■ **What you will do**:
Only the number is needed: how many lines of the records include "Tablets"?

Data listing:
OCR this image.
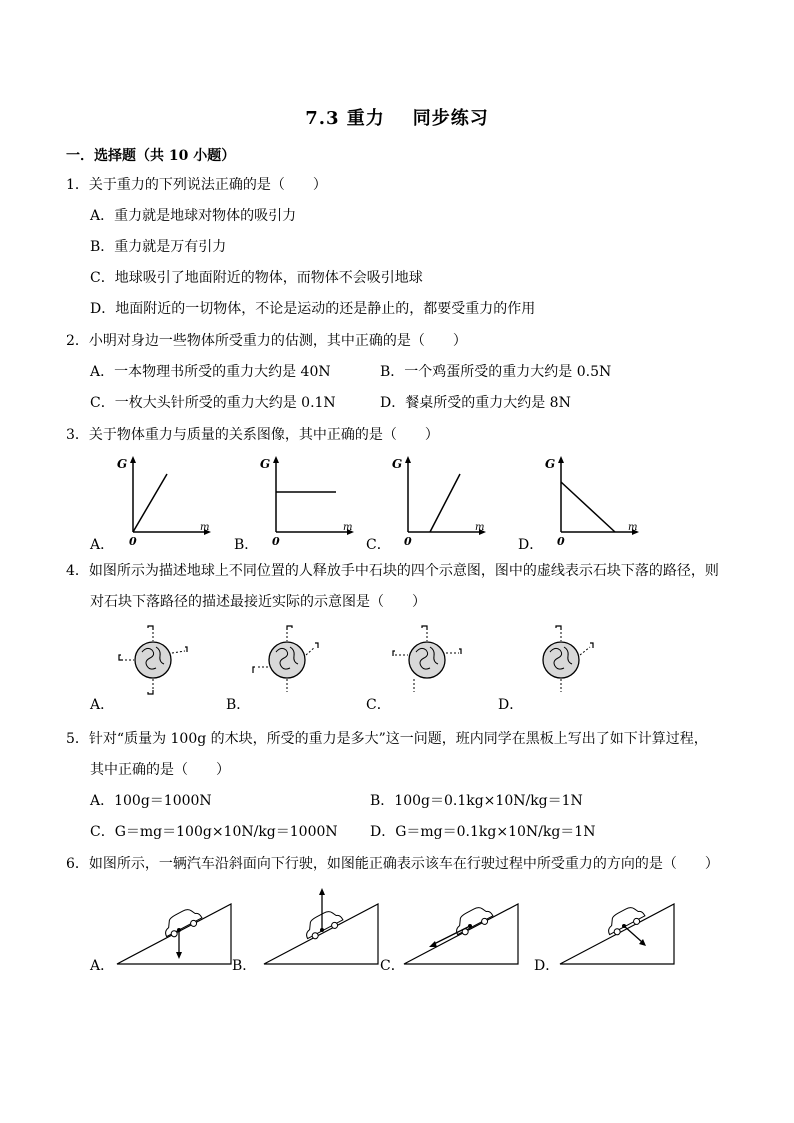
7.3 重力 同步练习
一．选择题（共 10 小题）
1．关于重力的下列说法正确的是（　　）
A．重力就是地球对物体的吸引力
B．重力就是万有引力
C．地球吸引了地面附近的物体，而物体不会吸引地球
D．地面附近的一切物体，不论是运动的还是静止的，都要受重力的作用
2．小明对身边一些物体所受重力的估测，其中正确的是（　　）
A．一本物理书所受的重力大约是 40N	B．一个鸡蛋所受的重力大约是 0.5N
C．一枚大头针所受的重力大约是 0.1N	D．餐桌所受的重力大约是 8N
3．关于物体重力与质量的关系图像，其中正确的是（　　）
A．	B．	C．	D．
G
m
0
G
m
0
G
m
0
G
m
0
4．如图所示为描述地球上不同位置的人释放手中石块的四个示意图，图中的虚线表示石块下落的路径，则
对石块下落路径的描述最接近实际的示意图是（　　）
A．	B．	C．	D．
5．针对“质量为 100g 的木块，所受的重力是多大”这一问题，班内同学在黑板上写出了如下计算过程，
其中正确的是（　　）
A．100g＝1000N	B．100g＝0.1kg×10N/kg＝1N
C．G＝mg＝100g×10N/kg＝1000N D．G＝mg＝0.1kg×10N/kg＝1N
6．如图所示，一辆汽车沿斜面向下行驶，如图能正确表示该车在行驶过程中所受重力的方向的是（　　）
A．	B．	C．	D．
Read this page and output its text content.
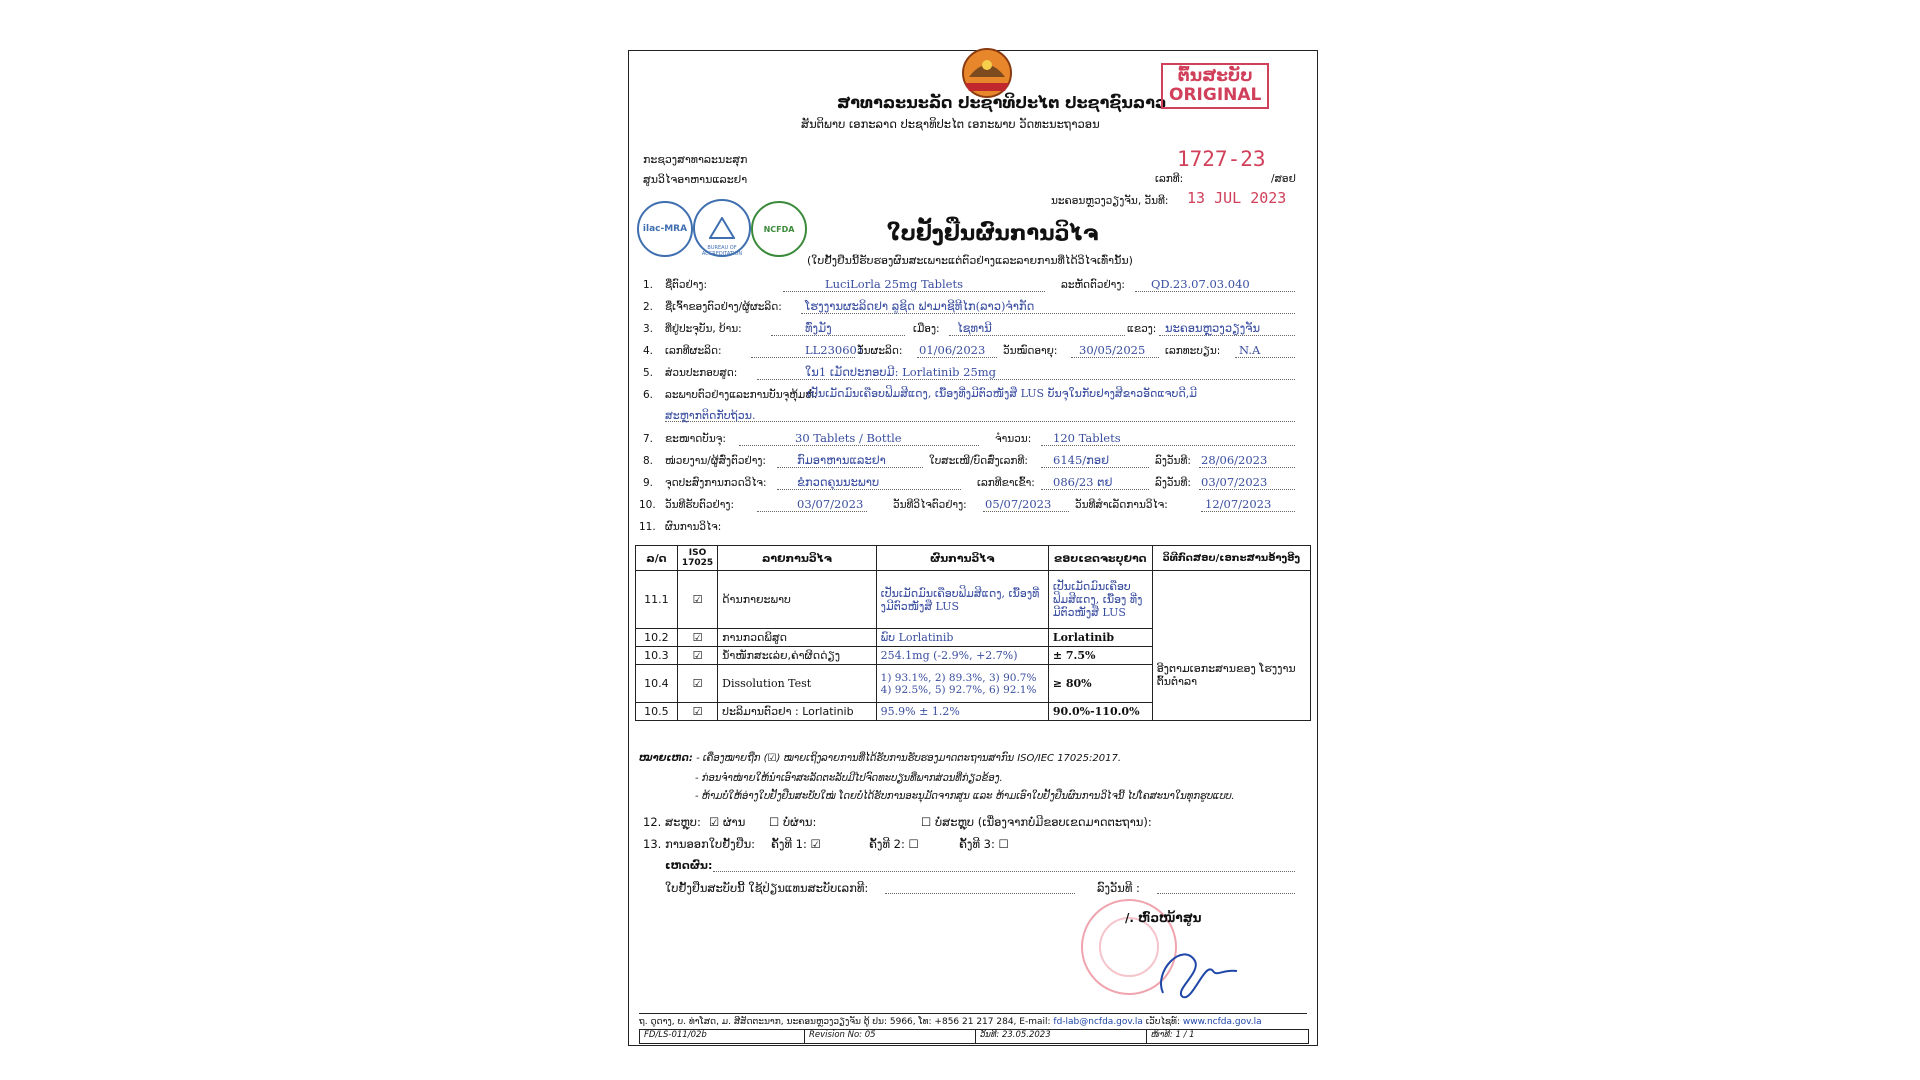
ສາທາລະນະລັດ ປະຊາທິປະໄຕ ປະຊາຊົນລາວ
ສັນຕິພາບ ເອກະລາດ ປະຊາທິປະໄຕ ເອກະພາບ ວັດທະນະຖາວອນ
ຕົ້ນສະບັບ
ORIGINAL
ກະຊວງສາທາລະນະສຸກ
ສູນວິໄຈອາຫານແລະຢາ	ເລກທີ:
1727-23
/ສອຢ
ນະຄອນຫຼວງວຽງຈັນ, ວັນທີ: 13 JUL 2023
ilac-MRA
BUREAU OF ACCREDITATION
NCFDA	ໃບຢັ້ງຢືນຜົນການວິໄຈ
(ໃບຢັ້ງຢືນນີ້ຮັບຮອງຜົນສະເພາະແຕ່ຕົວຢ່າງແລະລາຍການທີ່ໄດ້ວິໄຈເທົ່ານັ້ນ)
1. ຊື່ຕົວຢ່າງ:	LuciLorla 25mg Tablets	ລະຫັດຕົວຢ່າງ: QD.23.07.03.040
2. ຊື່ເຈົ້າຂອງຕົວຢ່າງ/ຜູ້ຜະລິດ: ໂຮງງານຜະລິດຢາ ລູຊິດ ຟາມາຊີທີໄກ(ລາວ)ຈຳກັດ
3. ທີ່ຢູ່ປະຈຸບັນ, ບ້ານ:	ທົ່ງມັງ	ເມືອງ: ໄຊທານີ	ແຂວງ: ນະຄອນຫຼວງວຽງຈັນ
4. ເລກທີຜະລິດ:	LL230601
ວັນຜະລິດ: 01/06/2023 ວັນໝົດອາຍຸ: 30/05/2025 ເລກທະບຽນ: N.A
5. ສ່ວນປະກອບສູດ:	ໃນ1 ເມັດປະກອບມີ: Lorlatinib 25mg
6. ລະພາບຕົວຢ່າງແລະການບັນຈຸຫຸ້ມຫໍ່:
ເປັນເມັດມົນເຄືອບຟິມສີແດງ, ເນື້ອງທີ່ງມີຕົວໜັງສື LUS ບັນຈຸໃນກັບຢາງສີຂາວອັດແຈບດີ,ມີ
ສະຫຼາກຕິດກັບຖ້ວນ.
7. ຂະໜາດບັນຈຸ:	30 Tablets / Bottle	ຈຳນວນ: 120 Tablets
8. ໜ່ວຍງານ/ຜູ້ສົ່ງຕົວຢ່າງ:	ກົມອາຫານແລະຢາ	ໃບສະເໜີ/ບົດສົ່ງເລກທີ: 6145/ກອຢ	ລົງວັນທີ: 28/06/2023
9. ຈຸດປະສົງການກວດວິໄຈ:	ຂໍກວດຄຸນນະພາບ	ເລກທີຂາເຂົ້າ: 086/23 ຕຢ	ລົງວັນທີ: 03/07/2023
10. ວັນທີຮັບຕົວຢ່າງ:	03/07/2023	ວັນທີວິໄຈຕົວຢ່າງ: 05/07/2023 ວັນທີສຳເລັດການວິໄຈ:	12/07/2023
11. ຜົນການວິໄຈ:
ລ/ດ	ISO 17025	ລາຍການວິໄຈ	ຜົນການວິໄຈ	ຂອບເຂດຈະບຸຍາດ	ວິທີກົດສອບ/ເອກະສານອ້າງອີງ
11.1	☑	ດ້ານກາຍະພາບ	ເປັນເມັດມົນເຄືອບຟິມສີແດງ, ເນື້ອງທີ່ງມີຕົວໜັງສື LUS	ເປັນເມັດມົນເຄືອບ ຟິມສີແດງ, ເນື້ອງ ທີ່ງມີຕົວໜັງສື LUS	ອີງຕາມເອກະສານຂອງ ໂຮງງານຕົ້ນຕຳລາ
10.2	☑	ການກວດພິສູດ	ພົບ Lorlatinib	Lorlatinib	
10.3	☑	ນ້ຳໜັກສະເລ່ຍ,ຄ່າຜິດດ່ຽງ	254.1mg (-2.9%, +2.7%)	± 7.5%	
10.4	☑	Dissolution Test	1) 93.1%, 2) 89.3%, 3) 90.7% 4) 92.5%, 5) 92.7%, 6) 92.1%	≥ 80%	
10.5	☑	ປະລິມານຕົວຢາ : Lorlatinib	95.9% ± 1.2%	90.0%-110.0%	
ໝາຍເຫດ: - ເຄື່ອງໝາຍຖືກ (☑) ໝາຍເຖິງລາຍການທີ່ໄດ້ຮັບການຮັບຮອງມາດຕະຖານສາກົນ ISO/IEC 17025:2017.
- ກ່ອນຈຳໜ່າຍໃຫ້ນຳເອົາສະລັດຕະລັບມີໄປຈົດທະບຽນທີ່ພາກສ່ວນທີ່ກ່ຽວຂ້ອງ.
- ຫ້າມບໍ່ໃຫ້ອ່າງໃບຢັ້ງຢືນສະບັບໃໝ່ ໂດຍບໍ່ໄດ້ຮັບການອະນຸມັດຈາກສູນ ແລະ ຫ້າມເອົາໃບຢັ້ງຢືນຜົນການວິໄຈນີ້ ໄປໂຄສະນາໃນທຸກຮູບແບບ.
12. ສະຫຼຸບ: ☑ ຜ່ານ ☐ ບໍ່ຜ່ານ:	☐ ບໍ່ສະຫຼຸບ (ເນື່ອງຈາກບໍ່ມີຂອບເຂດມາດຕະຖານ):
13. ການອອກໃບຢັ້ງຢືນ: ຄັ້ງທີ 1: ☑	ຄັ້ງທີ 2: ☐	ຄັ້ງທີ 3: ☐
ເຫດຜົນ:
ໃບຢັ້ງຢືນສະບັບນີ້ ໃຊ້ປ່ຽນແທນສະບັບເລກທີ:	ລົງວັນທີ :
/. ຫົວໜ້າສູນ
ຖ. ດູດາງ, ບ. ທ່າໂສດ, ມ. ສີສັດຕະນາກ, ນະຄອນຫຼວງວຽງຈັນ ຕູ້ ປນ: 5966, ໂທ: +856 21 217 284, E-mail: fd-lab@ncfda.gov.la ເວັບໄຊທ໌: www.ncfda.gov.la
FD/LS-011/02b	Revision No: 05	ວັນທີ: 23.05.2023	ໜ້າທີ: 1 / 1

■ **Finished task**:
2